### Stated problem
Return the material below in full and exactly.

### Data extract
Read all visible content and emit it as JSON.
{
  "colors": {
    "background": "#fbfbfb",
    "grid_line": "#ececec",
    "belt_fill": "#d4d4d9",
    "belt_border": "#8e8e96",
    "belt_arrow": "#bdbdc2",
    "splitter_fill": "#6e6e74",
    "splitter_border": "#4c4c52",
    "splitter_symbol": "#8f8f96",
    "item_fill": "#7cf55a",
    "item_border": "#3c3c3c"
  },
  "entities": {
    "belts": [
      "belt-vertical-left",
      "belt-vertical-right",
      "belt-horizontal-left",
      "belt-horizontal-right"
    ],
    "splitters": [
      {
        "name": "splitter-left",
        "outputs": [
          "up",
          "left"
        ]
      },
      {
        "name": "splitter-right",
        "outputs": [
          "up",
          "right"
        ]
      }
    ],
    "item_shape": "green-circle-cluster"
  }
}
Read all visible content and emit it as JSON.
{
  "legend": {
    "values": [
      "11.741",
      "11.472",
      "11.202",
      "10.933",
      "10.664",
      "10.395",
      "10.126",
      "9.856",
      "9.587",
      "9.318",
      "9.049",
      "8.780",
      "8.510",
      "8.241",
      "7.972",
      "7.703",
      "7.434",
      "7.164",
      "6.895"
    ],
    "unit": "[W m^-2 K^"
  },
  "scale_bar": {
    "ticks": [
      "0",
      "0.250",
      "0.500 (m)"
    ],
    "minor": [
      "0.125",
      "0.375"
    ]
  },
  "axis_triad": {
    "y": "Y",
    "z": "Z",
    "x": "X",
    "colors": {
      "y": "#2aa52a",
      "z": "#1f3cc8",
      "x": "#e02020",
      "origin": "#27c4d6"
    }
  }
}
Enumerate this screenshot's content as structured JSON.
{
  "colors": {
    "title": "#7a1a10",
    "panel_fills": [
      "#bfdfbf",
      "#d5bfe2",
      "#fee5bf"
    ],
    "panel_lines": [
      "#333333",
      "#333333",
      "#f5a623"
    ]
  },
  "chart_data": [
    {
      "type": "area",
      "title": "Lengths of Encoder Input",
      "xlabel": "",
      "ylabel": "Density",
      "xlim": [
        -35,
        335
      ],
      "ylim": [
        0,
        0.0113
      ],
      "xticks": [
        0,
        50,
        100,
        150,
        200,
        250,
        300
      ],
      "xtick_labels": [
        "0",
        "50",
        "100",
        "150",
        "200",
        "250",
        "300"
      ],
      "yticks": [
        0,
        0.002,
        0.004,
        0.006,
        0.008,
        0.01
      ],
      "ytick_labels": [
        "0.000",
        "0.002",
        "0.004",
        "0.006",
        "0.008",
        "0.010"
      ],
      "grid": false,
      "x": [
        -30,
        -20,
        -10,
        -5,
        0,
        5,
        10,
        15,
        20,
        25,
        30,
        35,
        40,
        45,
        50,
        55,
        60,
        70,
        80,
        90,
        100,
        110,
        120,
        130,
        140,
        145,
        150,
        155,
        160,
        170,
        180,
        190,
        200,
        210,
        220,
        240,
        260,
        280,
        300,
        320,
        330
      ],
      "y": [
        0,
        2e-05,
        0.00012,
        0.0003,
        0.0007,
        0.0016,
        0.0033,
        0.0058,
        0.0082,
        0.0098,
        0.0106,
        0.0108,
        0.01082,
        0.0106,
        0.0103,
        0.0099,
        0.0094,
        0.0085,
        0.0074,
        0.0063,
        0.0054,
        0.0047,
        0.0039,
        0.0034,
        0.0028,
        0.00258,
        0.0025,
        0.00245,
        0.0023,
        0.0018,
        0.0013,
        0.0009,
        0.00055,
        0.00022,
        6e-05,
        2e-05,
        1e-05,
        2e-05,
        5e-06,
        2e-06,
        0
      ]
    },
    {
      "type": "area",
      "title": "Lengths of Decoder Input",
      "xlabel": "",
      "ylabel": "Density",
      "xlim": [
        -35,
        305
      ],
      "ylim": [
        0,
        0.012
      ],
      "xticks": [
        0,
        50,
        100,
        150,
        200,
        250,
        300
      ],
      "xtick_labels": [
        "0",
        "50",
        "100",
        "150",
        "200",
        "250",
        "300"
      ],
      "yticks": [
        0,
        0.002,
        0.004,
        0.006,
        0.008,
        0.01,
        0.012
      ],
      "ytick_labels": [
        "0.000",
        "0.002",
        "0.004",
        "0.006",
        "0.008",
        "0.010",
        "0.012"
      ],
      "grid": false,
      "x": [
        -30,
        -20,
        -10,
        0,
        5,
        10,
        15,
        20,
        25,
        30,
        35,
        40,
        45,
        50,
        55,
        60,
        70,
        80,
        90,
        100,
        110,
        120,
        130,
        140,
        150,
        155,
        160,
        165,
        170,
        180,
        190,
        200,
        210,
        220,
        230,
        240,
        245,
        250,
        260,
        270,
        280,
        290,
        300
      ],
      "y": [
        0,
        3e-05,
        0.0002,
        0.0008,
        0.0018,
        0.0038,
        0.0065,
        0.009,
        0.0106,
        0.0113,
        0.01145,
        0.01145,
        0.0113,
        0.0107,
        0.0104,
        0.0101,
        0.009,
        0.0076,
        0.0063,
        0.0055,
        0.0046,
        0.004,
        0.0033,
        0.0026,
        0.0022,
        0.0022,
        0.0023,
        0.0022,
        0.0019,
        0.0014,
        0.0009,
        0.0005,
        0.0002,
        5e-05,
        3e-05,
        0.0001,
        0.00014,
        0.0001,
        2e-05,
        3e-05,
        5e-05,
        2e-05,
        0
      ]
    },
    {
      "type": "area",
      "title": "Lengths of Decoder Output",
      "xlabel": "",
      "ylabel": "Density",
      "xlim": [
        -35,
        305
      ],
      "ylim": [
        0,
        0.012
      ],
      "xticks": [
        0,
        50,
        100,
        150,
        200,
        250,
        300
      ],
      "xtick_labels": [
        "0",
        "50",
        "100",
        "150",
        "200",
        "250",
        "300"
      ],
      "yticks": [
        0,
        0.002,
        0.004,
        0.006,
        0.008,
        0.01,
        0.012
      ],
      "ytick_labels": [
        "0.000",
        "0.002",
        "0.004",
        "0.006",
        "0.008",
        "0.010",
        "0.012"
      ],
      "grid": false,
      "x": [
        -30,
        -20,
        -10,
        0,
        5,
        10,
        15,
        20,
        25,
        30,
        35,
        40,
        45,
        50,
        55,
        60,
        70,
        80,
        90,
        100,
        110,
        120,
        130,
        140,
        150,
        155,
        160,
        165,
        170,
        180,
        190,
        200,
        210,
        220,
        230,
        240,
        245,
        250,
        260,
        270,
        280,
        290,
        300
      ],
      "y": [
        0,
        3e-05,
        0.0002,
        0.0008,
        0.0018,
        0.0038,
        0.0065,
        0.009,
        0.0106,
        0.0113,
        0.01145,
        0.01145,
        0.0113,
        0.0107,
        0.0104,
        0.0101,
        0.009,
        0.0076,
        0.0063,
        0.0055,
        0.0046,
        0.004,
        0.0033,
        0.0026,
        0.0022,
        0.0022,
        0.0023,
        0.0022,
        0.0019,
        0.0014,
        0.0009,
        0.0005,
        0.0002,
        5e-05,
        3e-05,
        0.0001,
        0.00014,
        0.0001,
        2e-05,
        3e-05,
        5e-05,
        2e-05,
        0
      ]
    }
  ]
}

### Solution for this problem
Read all visible content and emit it as JSON.
{
  "colors": {
    "background": "#fbfbfb",
    "grid_line": "#ececec",
    "belt_fill": "#d4d4d9",
    "belt_border": "#8e8e96",
    "belt_arrow": "#bdbdc2",
    "splitter_fill": "#6e6e74",
    "splitter_border": "#4c4c52",
    "splitter_symbol": "#8f8f96",
    "item_fill": "#7cf55a",
    "item_border": "#3c3c3c"
  },
  "entities": {
    "belts": [
      "belt-vertical-left",
      "belt-vertical-right",
      "belt-horizontal-left",
      "belt-horizontal-right"
    ],
    "splitters": [
      {
        "name": "splitter-left",
        "outputs": [
          "up",
          "left"
        ]
      },
      {
        "name": "splitter-right",
        "outputs": [
          "up",
          "right"
        ]
      }
    ],
    "item_shape": "green-circle-cluster"
  }
}
Read all visible content and emit it as JSON.
{
  "legend": {
    "values": [
      "11.741",
      "11.472",
      "11.202",
      "10.933",
      "10.664",
      "10.395",
      "10.126",
      "9.856",
      "9.587",
      "9.318",
      "9.049",
      "8.780",
      "8.510",
      "8.241",
      "7.972",
      "7.703",
      "7.434",
      "7.164",
      "6.895"
    ],
    "unit": "[W m^-2 K^"
  },
  "scale_bar": {
    "ticks": [
      "0",
      "0.250",
      "0.500 (m)"
    ],
    "minor": [
      "0.125",
      "0.375"
    ]
  },
  "axis_triad": {
    "y": "Y",
    "z": "Z",
    "x": "X",
    "colors": {
      "y": "#2aa52a",
      "z": "#1f3cc8",
      "x": "#e02020",
      "origin": "#27c4d6"
    }
  }
}
Enumerate this screenshot's content as structured JSON.
{
  "colors": {
    "title": "#7a1a10",
    "panel_fills": [
      "#bfdfbf",
      "#d5bfe2",
      "#fee5bf"
    ],
    "panel_lines": [
      "#333333",
      "#333333",
      "#f5a623"
    ]
  },
  "chart_data": [
    {
      "type": "area",
      "title": "Lengths of Encoder Input",
      "xlabel": "",
      "ylabel": "Density",
      "xlim": [
        -35,
        335
      ],
      "ylim": [
        0,
        0.0113
      ],
      "xticks": [
        0,
        50,
        100,
        150,
        200,
        250,
        300
      ],
      "xtick_labels": [
        "0",
        "50",
        "100",
        "150",
        "200",
        "250",
        "300"
      ],
      "yticks": [
        0,
        0.002,
        0.004,
        0.006,
        0.008,
        0.01
      ],
      "ytick_labels": [
        "0.000",
        "0.002",
        "0.004",
        "0.006",
        "0.008",
        "0.010"
      ],
      "grid": false,
      "x": [
        -30,
        -20,
        -10,
        -5,
        0,
        5,
        10,
        15,
        20,
        25,
        30,
        35,
        40,
        45,
        50,
        55,
        60,
        70,
        80,
        90,
        100,
        110,
        120,
        130,
        140,
        145,
        150,
        155,
        160,
        170,
        180,
        190,
        200,
        210,
        220,
        240,
        260,
        280,
        300,
        320,
        330
      ],
      "y": [
        0,
        2e-05,
        0.00012,
        0.0003,
        0.0007,
        0.0016,
        0.0033,
        0.0058,
        0.0082,
        0.0098,
        0.0106,
        0.0108,
        0.01082,
        0.0106,
        0.0103,
        0.0099,
        0.0094,
        0.0085,
        0.0074,
        0.0063,
        0.0054,
        0.0047,
        0.0039,
        0.0034,
        0.0028,
        0.00258,
        0.0025,
        0.00245,
        0.0023,
        0.0018,
        0.0013,
        0.0009,
        0.00055,
        0.00022,
        6e-05,
        2e-05,
        1e-05,
        2e-05,
        5e-06,
        2e-06,
        0
      ]
    },
    {
      "type": "area",
      "title": "Lengths of Decoder Input",
      "xlabel": "",
      "ylabel": "Density",
      "xlim": [
        -35,
        305
      ],
      "ylim": [
        0,
        0.012
      ],
      "xticks": [
        0,
        50,
        100,
        150,
        200,
        250,
        300
      ],
      "xtick_labels": [
        "0",
        "50",
        "100",
        "150",
        "200",
        "250",
        "300"
      ],
      "yticks": [
        0,
        0.002,
        0.004,
        0.006,
        0.008,
        0.01,
        0.012
      ],
      "ytick_labels": [
        "0.000",
        "0.002",
        "0.004",
        "0.006",
        "0.008",
        "0.010",
        "0.012"
      ],
      "grid": false,
      "x": [
        -30,
        -20,
        -10,
        0,
        5,
        10,
        15,
        20,
        25,
        30,
        35,
        40,
        45,
        50,
        55,
        60,
        70,
        80,
        90,
        100,
        110,
        120,
        130,
        140,
        150,
        155,
        160,
        165,
        170,
        180,
        190,
        200,
        210,
        220,
        230,
        240,
        245,
        250,
        260,
        270,
        280,
        290,
        300
      ],
      "y": [
        0,
        3e-05,
        0.0002,
        0.0008,
        0.0018,
        0.0038,
        0.0065,
        0.009,
        0.0106,
        0.0113,
        0.01145,
        0.01145,
        0.0113,
        0.0107,
        0.0104,
        0.0101,
        0.009,
        0.0076,
        0.0063,
        0.0055,
        0.0046,
        0.004,
        0.0033,
        0.0026,
        0.0022,
        0.0022,
        0.0023,
        0.0022,
        0.0019,
        0.0014,
        0.0009,
        0.0005,
        0.0002,
        5e-05,
        3e-05,
        0.0001,
        0.00014,
        0.0001,
        2e-05,
        3e-05,
        5e-05,
        2e-05,
        0
      ]
    },
    {
      "type": "area",
      "title": "Lengths of Decoder Output",
      "xlabel": "",
      "ylabel": "Density",
      "xlim": [
        -35,
        305
      ],
      "ylim": [
        0,
        0.012
      ],
      "xticks": [
        0,
        50,
        100,
        150,
        200,
        250,
        300
      ],
      "xtick_labels": [
        "0",
        "50",
        "100",
        "150",
        "200",
        "250",
        "300"
      ],
      "yticks": [
        0,
        0.002,
        0.004,
        0.006,
        0.008,
        0.01,
        0.012
      ],
      "ytick_labels": [
        "0.000",
        "0.002",
        "0.004",
        "0.006",
        "0.008",
        "0.010",
        "0.012"
      ],
      "grid": false,
      "x": [
        -30,
        -20,
        -10,
        0,
        5,
        10,
        15,
        20,
        25,
        30,
        35,
        40,
        45,
        50,
        55,
        60,
        70,
        80,
        90,
        100,
        110,
        120,
        130,
        140,
        150,
        155,
        160,
        165,
        170,
        180,
        190,
        200,
        210,
        220,
        230,
        240,
        245,
        250,
        260,
        270,
        280,
        290,
        300
      ],
      "y": [
        0,
        3e-05,
        0.0002,
        0.0008,
        0.0018,
        0.0038,
        0.0065,
        0.009,
        0.0106,
        0.0113,
        0.01145,
        0.01145,
        0.0113,
        0.0107,
        0.0104,
        0.0101,
        0.009,
        0.0076,
        0.0063,
        0.0055,
        0.0046,
        0.004,
        0.0033,
        0.0026,
        0.0022,
        0.0022,
        0.0023,
        0.0022,
        0.0019,
        0.0014,
        0.0009,
        0.0005,
        0.0002,
        5e-05,
        3e-05,
        0.0001,
        0.00014,
        0.0001,
        2e-05,
        3e-05,
        5e-05,
        2e-05,
        0
      ]
    }
  ]
}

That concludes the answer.